**GIVEN TASK:**
Write the data out again in full, with no departure from the original.

**RECORDS PROVIDED:**
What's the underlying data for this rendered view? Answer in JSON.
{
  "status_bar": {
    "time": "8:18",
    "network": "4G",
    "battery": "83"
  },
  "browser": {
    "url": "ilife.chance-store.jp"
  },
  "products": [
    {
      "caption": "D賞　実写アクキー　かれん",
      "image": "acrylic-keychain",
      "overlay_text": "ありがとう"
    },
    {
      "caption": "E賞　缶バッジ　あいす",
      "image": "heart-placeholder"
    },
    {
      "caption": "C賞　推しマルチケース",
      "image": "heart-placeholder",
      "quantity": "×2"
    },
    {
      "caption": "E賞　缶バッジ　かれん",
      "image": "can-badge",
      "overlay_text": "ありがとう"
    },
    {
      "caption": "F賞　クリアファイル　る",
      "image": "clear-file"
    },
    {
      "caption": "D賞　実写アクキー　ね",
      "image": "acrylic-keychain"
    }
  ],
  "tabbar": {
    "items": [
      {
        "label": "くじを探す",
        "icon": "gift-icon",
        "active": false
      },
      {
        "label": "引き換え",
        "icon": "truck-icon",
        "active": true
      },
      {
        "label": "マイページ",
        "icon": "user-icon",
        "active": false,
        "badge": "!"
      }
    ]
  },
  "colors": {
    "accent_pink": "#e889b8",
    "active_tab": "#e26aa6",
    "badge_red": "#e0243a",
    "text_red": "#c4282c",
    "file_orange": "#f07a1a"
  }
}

**RESPONSE:**
What's the underlying data for this rendered view? Answer in JSON.
{
  "status_bar": {
    "time": "8:18",
    "network": "4G",
    "battery": "83"
  },
  "browser": {
    "url": "ilife.chance-store.jp"
  },
  "products": [
    {
      "caption": "D賞　実写アクキー　かれん",
      "image": "acrylic-keychain",
      "overlay_text": "ありがとう"
    },
    {
      "caption": "E賞　缶バッジ　あいす",
      "image": "heart-placeholder"
    },
    {
      "caption": "C賞　推しマルチケース",
      "image": "heart-placeholder",
      "quantity": "×2"
    },
    {
      "caption": "E賞　缶バッジ　かれん",
      "image": "can-badge",
      "overlay_text": "ありがとう"
    },
    {
      "caption": "F賞　クリアファイル　る",
      "image": "clear-file"
    },
    {
      "caption": "D賞　実写アクキー　ね",
      "image": "acrylic-keychain"
    }
  ],
  "tabbar": {
    "items": [
      {
        "label": "くじを探す",
        "icon": "gift-icon",
        "active": false
      },
      {
        "label": "引き換え",
        "icon": "truck-icon",
        "active": true
      },
      {
        "label": "マイページ",
        "icon": "user-icon",
        "active": false,
        "badge": "!"
      }
    ]
  },
  "colors": {
    "accent_pink": "#e889b8",
    "active_tab": "#e26aa6",
    "badge_red": "#e0243a",
    "text_red": "#c4282c",
    "file_orange": "#f07a1a"
  }
}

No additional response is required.